>> START Entries provided

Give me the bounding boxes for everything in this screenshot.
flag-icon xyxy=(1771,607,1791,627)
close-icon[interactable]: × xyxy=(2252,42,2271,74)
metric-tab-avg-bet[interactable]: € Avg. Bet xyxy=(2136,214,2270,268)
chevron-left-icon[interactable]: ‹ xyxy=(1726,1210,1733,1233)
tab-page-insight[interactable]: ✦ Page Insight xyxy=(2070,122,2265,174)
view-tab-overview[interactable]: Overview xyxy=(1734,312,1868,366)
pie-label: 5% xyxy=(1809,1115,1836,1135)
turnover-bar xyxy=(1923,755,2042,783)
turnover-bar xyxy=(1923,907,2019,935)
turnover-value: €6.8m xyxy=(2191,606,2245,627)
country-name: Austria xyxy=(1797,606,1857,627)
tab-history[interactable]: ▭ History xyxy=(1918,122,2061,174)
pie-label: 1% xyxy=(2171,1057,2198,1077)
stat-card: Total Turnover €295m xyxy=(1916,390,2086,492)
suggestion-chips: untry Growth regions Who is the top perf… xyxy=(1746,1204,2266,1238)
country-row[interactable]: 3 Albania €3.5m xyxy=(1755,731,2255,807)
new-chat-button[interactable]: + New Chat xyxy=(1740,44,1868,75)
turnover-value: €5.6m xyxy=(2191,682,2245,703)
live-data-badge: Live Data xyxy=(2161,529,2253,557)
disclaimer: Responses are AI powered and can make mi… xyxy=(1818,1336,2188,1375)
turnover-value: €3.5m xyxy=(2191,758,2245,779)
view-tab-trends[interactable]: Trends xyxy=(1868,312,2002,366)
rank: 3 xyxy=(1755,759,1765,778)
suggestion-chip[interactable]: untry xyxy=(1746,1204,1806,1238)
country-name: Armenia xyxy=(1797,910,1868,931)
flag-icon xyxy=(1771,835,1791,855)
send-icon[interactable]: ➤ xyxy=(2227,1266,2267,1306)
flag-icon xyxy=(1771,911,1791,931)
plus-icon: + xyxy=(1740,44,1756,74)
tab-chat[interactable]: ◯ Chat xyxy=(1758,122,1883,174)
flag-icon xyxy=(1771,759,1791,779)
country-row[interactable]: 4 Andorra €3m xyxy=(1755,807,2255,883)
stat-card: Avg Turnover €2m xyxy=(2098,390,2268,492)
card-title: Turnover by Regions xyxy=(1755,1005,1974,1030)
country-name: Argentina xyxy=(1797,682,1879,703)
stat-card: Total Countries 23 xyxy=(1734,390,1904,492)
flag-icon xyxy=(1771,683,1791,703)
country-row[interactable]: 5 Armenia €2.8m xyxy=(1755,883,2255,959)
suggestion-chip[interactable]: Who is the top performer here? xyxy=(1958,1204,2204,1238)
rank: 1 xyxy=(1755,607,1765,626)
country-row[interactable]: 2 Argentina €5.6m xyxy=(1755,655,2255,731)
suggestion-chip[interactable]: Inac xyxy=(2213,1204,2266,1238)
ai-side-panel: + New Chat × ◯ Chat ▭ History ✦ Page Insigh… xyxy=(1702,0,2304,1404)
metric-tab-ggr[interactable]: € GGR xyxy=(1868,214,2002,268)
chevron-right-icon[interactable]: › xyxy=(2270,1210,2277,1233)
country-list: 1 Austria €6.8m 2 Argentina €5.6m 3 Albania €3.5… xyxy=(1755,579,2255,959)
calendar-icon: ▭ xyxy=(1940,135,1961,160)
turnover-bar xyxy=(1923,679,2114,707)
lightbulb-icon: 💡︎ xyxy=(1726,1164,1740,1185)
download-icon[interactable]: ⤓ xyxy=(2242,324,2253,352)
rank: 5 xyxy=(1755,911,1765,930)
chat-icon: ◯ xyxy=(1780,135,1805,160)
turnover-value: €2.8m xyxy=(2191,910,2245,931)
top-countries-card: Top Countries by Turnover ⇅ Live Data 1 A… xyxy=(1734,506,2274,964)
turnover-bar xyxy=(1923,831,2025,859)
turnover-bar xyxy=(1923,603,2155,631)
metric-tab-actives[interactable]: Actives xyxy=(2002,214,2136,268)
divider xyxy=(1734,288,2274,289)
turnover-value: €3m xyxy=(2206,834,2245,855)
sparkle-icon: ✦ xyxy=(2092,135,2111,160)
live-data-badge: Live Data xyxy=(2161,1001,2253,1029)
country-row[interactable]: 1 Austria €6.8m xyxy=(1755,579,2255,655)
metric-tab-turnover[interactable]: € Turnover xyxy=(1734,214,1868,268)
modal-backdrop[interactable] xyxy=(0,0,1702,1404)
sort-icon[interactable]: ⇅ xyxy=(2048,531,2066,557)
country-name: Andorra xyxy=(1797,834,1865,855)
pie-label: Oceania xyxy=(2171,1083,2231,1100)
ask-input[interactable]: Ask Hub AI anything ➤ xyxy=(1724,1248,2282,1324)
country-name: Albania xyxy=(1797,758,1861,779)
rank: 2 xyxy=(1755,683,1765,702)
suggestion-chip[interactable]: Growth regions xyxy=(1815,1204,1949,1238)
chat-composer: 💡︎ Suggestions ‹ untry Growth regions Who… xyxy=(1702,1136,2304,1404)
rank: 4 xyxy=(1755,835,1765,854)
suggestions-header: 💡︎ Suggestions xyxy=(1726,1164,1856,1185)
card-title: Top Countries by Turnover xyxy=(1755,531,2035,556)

>> END Entries provided

_Stated exercise_. Reproduce each of the lines above verbatim, in the order shown.

_Solved exercise_.
Give me the bounding boxes for everything in this screenshot.
flag-icon xyxy=(1771,607,1791,627)
close-icon[interactable]: × xyxy=(2252,42,2271,74)
metric-tab-avg-bet[interactable]: € Avg. Bet xyxy=(2136,214,2270,268)
chevron-left-icon[interactable]: ‹ xyxy=(1726,1210,1733,1233)
tab-page-insight[interactable]: ✦ Page Insight xyxy=(2070,122,2265,174)
view-tab-overview[interactable]: Overview xyxy=(1734,312,1868,366)
pie-label: 5% xyxy=(1809,1115,1836,1135)
turnover-bar xyxy=(1923,755,2042,783)
turnover-bar xyxy=(1923,907,2019,935)
turnover-value: €6.8m xyxy=(2191,606,2245,627)
country-name: Austria xyxy=(1797,606,1857,627)
tab-history[interactable]: ▭ History xyxy=(1918,122,2061,174)
pie-label: 1% xyxy=(2171,1057,2198,1077)
stat-card: Total Turnover €295m xyxy=(1916,390,2086,492)
suggestion-chips: untry Growth regions Who is the top perf… xyxy=(1746,1204,2266,1238)
country-row[interactable]: 3 Albania €3.5m xyxy=(1755,731,2255,807)
new-chat-button[interactable]: + New Chat xyxy=(1740,44,1868,75)
turnover-value: €5.6m xyxy=(2191,682,2245,703)
live-data-badge: Live Data xyxy=(2161,529,2253,557)
disclaimer: Responses are AI powered and can make mi… xyxy=(1818,1336,2188,1375)
turnover-value: €3.5m xyxy=(2191,758,2245,779)
view-tab-trends[interactable]: Trends xyxy=(1868,312,2002,366)
rank: 3 xyxy=(1755,759,1765,778)
suggestion-chip[interactable]: untry xyxy=(1746,1204,1806,1238)
country-name: Armenia xyxy=(1797,910,1868,931)
flag-icon xyxy=(1771,835,1791,855)
send-icon[interactable]: ➤ xyxy=(2227,1266,2267,1306)
flag-icon xyxy=(1771,911,1791,931)
plus-icon: + xyxy=(1740,44,1756,74)
tab-chat[interactable]: ◯ Chat xyxy=(1758,122,1883,174)
flag-icon xyxy=(1771,759,1791,779)
country-row[interactable]: 4 Andorra €3m xyxy=(1755,807,2255,883)
stat-card: Avg Turnover €2m xyxy=(2098,390,2268,492)
card-title: Turnover by Regions xyxy=(1755,1005,1974,1030)
country-name: Argentina xyxy=(1797,682,1879,703)
stat-card: Total Countries 23 xyxy=(1734,390,1904,492)
flag-icon xyxy=(1771,683,1791,703)
country-row[interactable]: 5 Armenia €2.8m xyxy=(1755,883,2255,959)
suggestion-chip[interactable]: Who is the top performer here? xyxy=(1958,1204,2204,1238)
rank: 1 xyxy=(1755,607,1765,626)
country-row[interactable]: 2 Argentina €5.6m xyxy=(1755,655,2255,731)
suggestion-chip[interactable]: Inac xyxy=(2213,1204,2266,1238)
ai-side-panel: + New Chat × ◯ Chat ▭ History ✦ Page Insigh… xyxy=(1702,0,2304,1404)
metric-tab-ggr[interactable]: € GGR xyxy=(1868,214,2002,268)
chevron-right-icon[interactable]: › xyxy=(2270,1210,2277,1233)
country-list: 1 Austria €6.8m 2 Argentina €5.6m 3 Albania €3.5… xyxy=(1755,579,2255,959)
calendar-icon: ▭ xyxy=(1940,135,1961,160)
turnover-bar xyxy=(1923,679,2114,707)
lightbulb-icon: 💡︎ xyxy=(1726,1164,1740,1185)
download-icon[interactable]: ⤓ xyxy=(2242,324,2253,352)
rank: 5 xyxy=(1755,911,1765,930)
chat-icon: ◯ xyxy=(1780,135,1805,160)
turnover-value: €2.8m xyxy=(2191,910,2245,931)
top-countries-card: Top Countries by Turnover ⇅ Live Data 1 A… xyxy=(1734,506,2274,964)
turnover-bar xyxy=(1923,831,2025,859)
turnover-bar xyxy=(1923,603,2155,631)
metric-tab-actives[interactable]: Actives xyxy=(2002,214,2136,268)
divider xyxy=(1734,288,2274,289)
turnover-value: €3m xyxy=(2206,834,2245,855)
sparkle-icon: ✦ xyxy=(2092,135,2111,160)
live-data-badge: Live Data xyxy=(2161,1001,2253,1029)
country-row[interactable]: 1 Austria €6.8m xyxy=(1755,579,2255,655)
metric-tab-turnover[interactable]: € Turnover xyxy=(1734,214,1868,268)
modal-backdrop[interactable] xyxy=(0,0,1702,1404)
sort-icon[interactable]: ⇅ xyxy=(2048,531,2066,557)
country-name: Andorra xyxy=(1797,834,1865,855)
pie-label: Oceania xyxy=(2171,1083,2231,1100)
ask-input[interactable]: Ask Hub AI anything ➤ xyxy=(1724,1248,2282,1324)
country-name: Albania xyxy=(1797,758,1861,779)
rank: 2 xyxy=(1755,683,1765,702)
suggestion-chip[interactable]: Growth regions xyxy=(1815,1204,1949,1238)
chat-composer: 💡︎ Suggestions ‹ untry Growth regions Who… xyxy=(1702,1136,2304,1404)
rank: 4 xyxy=(1755,835,1765,854)
suggestions-header: 💡︎ Suggestions xyxy=(1726,1164,1856,1185)
card-title: Top Countries by Turnover xyxy=(1755,531,2035,556)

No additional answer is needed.